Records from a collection
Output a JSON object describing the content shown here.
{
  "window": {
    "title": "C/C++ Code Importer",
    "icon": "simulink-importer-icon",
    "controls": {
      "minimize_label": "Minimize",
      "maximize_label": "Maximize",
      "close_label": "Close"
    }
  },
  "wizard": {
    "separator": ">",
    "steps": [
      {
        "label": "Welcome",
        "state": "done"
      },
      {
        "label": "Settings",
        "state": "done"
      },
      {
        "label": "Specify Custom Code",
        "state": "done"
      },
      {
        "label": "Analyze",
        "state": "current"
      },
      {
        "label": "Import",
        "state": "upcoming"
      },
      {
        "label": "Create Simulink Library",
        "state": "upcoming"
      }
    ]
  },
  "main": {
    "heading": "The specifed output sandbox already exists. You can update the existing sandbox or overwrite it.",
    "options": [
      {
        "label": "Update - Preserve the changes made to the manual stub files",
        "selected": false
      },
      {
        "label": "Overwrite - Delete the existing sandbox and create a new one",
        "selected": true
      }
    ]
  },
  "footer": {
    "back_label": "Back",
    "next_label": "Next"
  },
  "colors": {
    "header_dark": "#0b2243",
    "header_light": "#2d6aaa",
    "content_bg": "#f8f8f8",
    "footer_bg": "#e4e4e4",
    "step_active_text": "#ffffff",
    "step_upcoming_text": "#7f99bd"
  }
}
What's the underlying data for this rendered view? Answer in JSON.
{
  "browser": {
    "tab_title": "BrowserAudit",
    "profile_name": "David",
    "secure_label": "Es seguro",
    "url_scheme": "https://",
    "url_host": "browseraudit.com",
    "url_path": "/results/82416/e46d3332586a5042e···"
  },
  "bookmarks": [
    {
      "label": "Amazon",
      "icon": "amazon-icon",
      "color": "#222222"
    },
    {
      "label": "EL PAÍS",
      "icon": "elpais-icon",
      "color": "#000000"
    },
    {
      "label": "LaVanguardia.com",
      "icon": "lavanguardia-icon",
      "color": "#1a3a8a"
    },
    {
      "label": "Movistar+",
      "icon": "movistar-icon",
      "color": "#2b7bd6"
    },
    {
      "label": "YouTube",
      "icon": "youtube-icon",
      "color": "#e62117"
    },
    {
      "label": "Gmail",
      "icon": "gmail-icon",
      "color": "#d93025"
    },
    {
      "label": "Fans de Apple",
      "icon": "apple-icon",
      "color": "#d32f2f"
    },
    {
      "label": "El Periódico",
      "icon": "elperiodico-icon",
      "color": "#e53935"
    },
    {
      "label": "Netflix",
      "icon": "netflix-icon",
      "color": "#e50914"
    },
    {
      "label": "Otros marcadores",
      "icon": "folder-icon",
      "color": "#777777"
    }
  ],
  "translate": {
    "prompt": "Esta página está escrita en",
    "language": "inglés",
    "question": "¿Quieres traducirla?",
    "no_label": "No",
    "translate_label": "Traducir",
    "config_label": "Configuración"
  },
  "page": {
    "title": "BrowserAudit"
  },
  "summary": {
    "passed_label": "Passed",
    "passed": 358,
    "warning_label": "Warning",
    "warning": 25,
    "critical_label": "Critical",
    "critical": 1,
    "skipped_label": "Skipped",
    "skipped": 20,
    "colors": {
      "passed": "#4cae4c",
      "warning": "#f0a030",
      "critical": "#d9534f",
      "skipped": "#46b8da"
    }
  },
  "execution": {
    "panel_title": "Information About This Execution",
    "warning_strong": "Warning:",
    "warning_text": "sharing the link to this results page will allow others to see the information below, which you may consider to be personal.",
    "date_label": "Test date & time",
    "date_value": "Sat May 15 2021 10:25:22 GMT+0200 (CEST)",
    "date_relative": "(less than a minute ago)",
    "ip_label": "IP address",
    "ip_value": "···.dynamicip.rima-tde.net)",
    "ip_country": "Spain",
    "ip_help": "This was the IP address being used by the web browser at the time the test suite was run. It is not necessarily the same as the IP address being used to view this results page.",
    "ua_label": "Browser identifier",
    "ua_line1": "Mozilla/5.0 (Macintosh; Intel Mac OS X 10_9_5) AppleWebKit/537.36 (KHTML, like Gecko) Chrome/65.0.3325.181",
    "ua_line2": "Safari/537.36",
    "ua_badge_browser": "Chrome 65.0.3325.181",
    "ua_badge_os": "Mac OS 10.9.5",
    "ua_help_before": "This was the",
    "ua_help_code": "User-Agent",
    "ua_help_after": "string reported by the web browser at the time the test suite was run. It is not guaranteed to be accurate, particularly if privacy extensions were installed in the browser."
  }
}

• **To do**
Produce an exact copy of every entry above.

• **Solution for this task**
Output a JSON object describing the content shown here.
{
  "window": {
    "title": "C/C++ Code Importer",
    "icon": "simulink-importer-icon",
    "controls": {
      "minimize_label": "Minimize",
      "maximize_label": "Maximize",
      "close_label": "Close"
    }
  },
  "wizard": {
    "separator": ">",
    "steps": [
      {
        "label": "Welcome",
        "state": "done"
      },
      {
        "label": "Settings",
        "state": "done"
      },
      {
        "label": "Specify Custom Code",
        "state": "done"
      },
      {
        "label": "Analyze",
        "state": "current"
      },
      {
        "label": "Import",
        "state": "upcoming"
      },
      {
        "label": "Create Simulink Library",
        "state": "upcoming"
      }
    ]
  },
  "main": {
    "heading": "The specifed output sandbox already exists. You can update the existing sandbox or overwrite it.",
    "options": [
      {
        "label": "Update - Preserve the changes made to the manual stub files",
        "selected": false
      },
      {
        "label": "Overwrite - Delete the existing sandbox and create a new one",
        "selected": true
      }
    ]
  },
  "footer": {
    "back_label": "Back",
    "next_label": "Next"
  },
  "colors": {
    "header_dark": "#0b2243",
    "header_light": "#2d6aaa",
    "content_bg": "#f8f8f8",
    "footer_bg": "#e4e4e4",
    "step_active_text": "#ffffff",
    "step_upcoming_text": "#7f99bd"
  }
}
What's the underlying data for this rendered view? Answer in JSON.
{
  "browser": {
    "tab_title": "BrowserAudit",
    "profile_name": "David",
    "secure_label": "Es seguro",
    "url_scheme": "https://",
    "url_host": "browseraudit.com",
    "url_path": "/results/82416/e46d3332586a5042e···"
  },
  "bookmarks": [
    {
      "label": "Amazon",
      "icon": "amazon-icon",
      "color": "#222222"
    },
    {
      "label": "EL PAÍS",
      "icon": "elpais-icon",
      "color": "#000000"
    },
    {
      "label": "LaVanguardia.com",
      "icon": "lavanguardia-icon",
      "color": "#1a3a8a"
    },
    {
      "label": "Movistar+",
      "icon": "movistar-icon",
      "color": "#2b7bd6"
    },
    {
      "label": "YouTube",
      "icon": "youtube-icon",
      "color": "#e62117"
    },
    {
      "label": "Gmail",
      "icon": "gmail-icon",
      "color": "#d93025"
    },
    {
      "label": "Fans de Apple",
      "icon": "apple-icon",
      "color": "#d32f2f"
    },
    {
      "label": "El Periódico",
      "icon": "elperiodico-icon",
      "color": "#e53935"
    },
    {
      "label": "Netflix",
      "icon": "netflix-icon",
      "color": "#e50914"
    },
    {
      "label": "Otros marcadores",
      "icon": "folder-icon",
      "color": "#777777"
    }
  ],
  "translate": {
    "prompt": "Esta página está escrita en",
    "language": "inglés",
    "question": "¿Quieres traducirla?",
    "no_label": "No",
    "translate_label": "Traducir",
    "config_label": "Configuración"
  },
  "page": {
    "title": "BrowserAudit"
  },
  "summary": {
    "passed_label": "Passed",
    "passed": 358,
    "warning_label": "Warning",
    "warning": 25,
    "critical_label": "Critical",
    "critical": 1,
    "skipped_label": "Skipped",
    "skipped": 20,
    "colors": {
      "passed": "#4cae4c",
      "warning": "#f0a030",
      "critical": "#d9534f",
      "skipped": "#46b8da"
    }
  },
  "execution": {
    "panel_title": "Information About This Execution",
    "warning_strong": "Warning:",
    "warning_text": "sharing the link to this results page will allow others to see the information below, which you may consider to be personal.",
    "date_label": "Test date & time",
    "date_value": "Sat May 15 2021 10:25:22 GMT+0200 (CEST)",
    "date_relative": "(less than a minute ago)",
    "ip_label": "IP address",
    "ip_value": "···.dynamicip.rima-tde.net)",
    "ip_country": "Spain",
    "ip_help": "This was the IP address being used by the web browser at the time the test suite was run. It is not necessarily the same as the IP address being used to view this results page.",
    "ua_label": "Browser identifier",
    "ua_line1": "Mozilla/5.0 (Macintosh; Intel Mac OS X 10_9_5) AppleWebKit/537.36 (KHTML, like Gecko) Chrome/65.0.3325.181",
    "ua_line2": "Safari/537.36",
    "ua_badge_browser": "Chrome 65.0.3325.181",
    "ua_badge_os": "Mac OS 10.9.5",
    "ua_help_before": "This was the",
    "ua_help_code": "User-Agent",
    "ua_help_after": "string reported by the web browser at the time the test suite was run. It is not guaranteed to be accurate, particularly if privacy extensions were installed in the browser."
  }
}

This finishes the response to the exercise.